The exercise -
Reproduce the listing below exactly, minus its pictures.

Listed entries -
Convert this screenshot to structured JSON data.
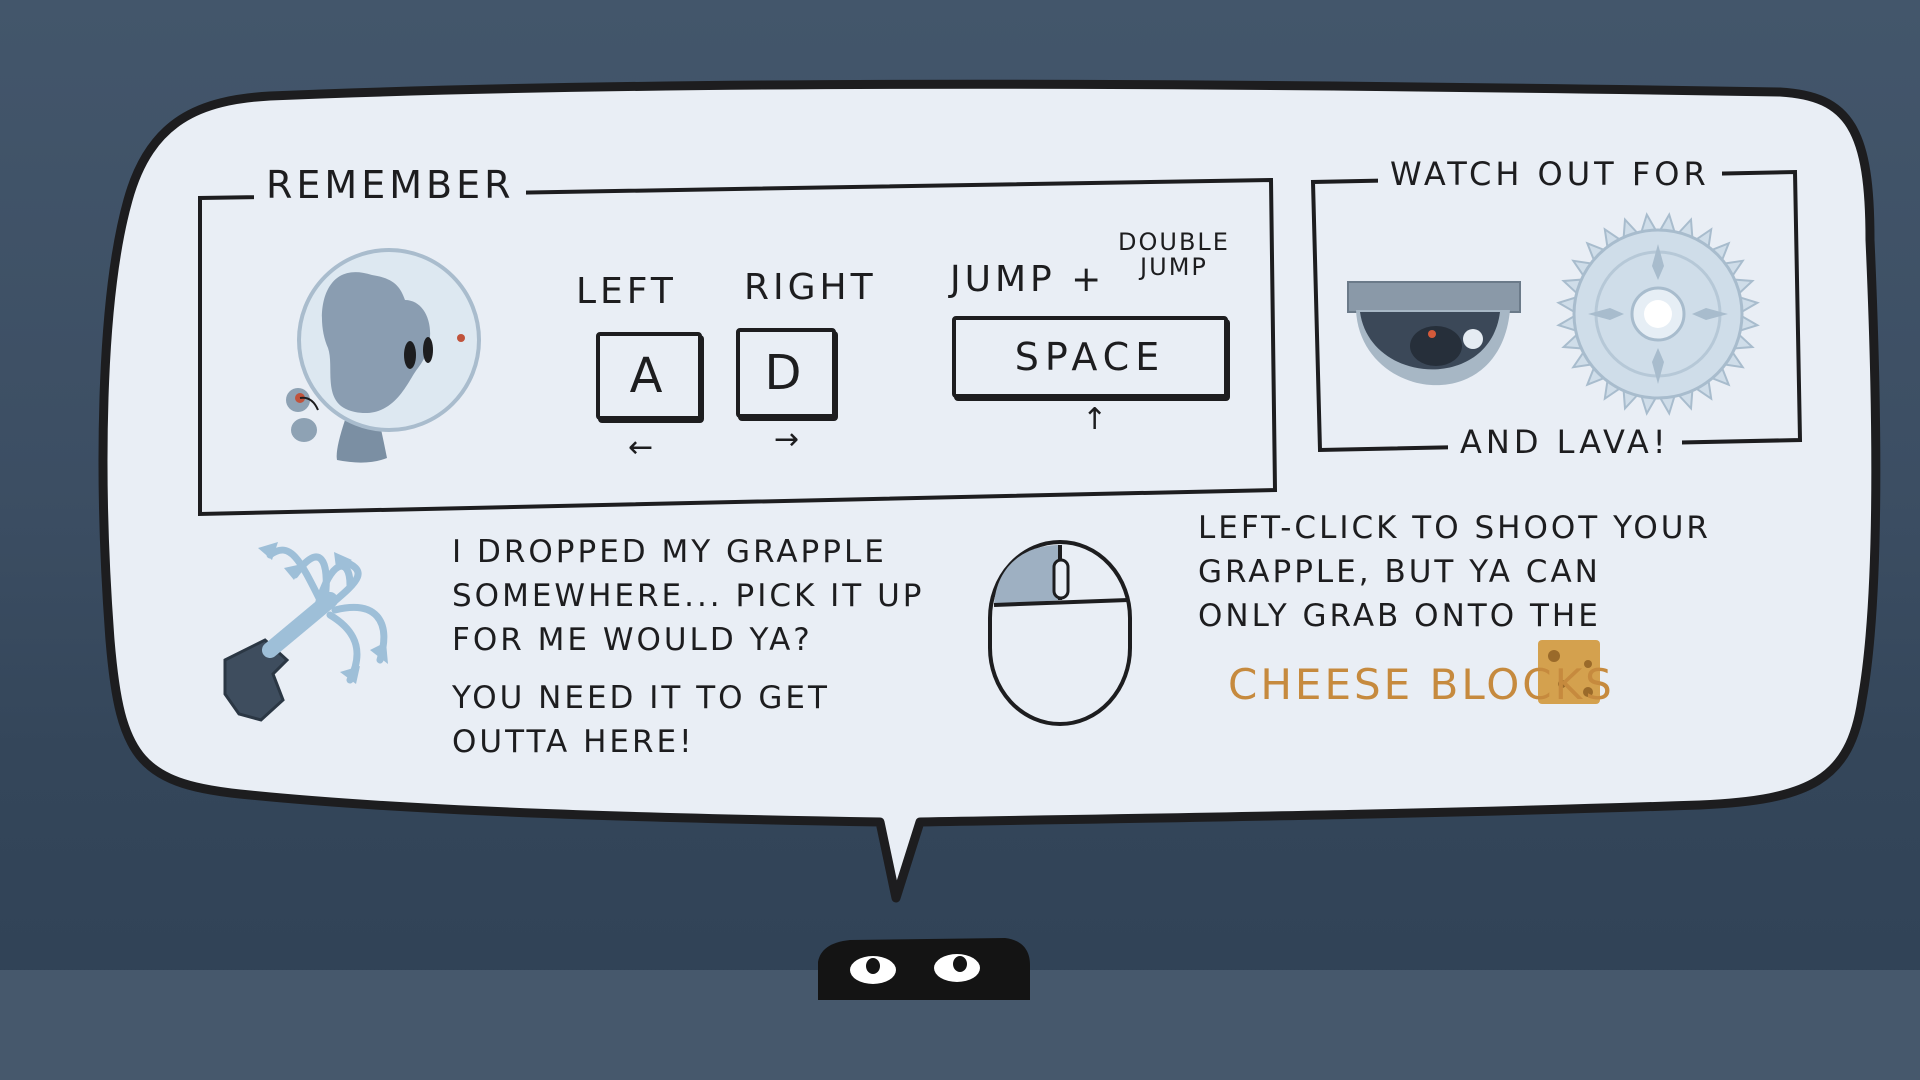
{
  "colors": {
    "background": "#3c4e63",
    "ground": "#46586c",
    "bubble_fill": "#e9eef5",
    "outline": "#1d1d1f",
    "accent_blue": "#9ebfd8",
    "cheese": "#d4a14e",
    "cheese_text": "#c68a3e"
  },
  "remember_box": {
    "title": "REMEMBER",
    "character_icon": "astronaut-blob-icon",
    "left_label": "LEFT",
    "right_label": "RIGHT",
    "jump_label": "JUMP +",
    "double_jump_label_line1": "DOUBLE",
    "double_jump_label_line2": "JUMP",
    "key_left": "A",
    "key_right": "D",
    "key_jump": "SPACE",
    "arrow_left": "←",
    "arrow_right": "→",
    "arrow_up": "↑"
  },
  "watch_box": {
    "title": "WATCH OUT FOR",
    "footer": "AND LAVA!",
    "hazard_icons": [
      "security-camera-icon",
      "spinning-sawblade-icon"
    ]
  },
  "grapple_section": {
    "icon": "grapple-hook-icon",
    "line1": "I DROPPED MY GRAPPLE",
    "line2": "SOMEWHERE... PICK IT UP",
    "line3": "FOR ME WOULD YA?",
    "line4": "YOU NEED IT TO GET",
    "line5": "OUTTA HERE!"
  },
  "mouse_section": {
    "icon": "mouse-left-click-icon",
    "line1": "LEFT-CLICK TO SHOOT YOUR",
    "line2": "GRAPPLE, BUT YA CAN",
    "line3": "ONLY GRAB ONTO THE",
    "highlight": "CHEESE BLOCKS",
    "block_icon": "cheese-block-icon"
  },
  "speaker": {
    "icon": "shadow-creature-eyes-icon"
  }
}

Final result -
Convert this screenshot to structured JSON data.
{
  "colors": {
    "background": "#3c4e63",
    "ground": "#46586c",
    "bubble_fill": "#e9eef5",
    "outline": "#1d1d1f",
    "accent_blue": "#9ebfd8",
    "cheese": "#d4a14e",
    "cheese_text": "#c68a3e"
  },
  "remember_box": {
    "title": "REMEMBER",
    "character_icon": "astronaut-blob-icon",
    "left_label": "LEFT",
    "right_label": "RIGHT",
    "jump_label": "JUMP +",
    "double_jump_label_line1": "DOUBLE",
    "double_jump_label_line2": "JUMP",
    "key_left": "A",
    "key_right": "D",
    "key_jump": "SPACE",
    "arrow_left": "←",
    "arrow_right": "→",
    "arrow_up": "↑"
  },
  "watch_box": {
    "title": "WATCH OUT FOR",
    "footer": "AND LAVA!",
    "hazard_icons": [
      "security-camera-icon",
      "spinning-sawblade-icon"
    ]
  },
  "grapple_section": {
    "icon": "grapple-hook-icon",
    "line1": "I DROPPED MY GRAPPLE",
    "line2": "SOMEWHERE... PICK IT UP",
    "line3": "FOR ME WOULD YA?",
    "line4": "YOU NEED IT TO GET",
    "line5": "OUTTA HERE!"
  },
  "mouse_section": {
    "icon": "mouse-left-click-icon",
    "line1": "LEFT-CLICK TO SHOOT YOUR",
    "line2": "GRAPPLE, BUT YA CAN",
    "line3": "ONLY GRAB ONTO THE",
    "highlight": "CHEESE BLOCKS",
    "block_icon": "cheese-block-icon"
  },
  "speaker": {
    "icon": "shadow-creature-eyes-icon"
  }
}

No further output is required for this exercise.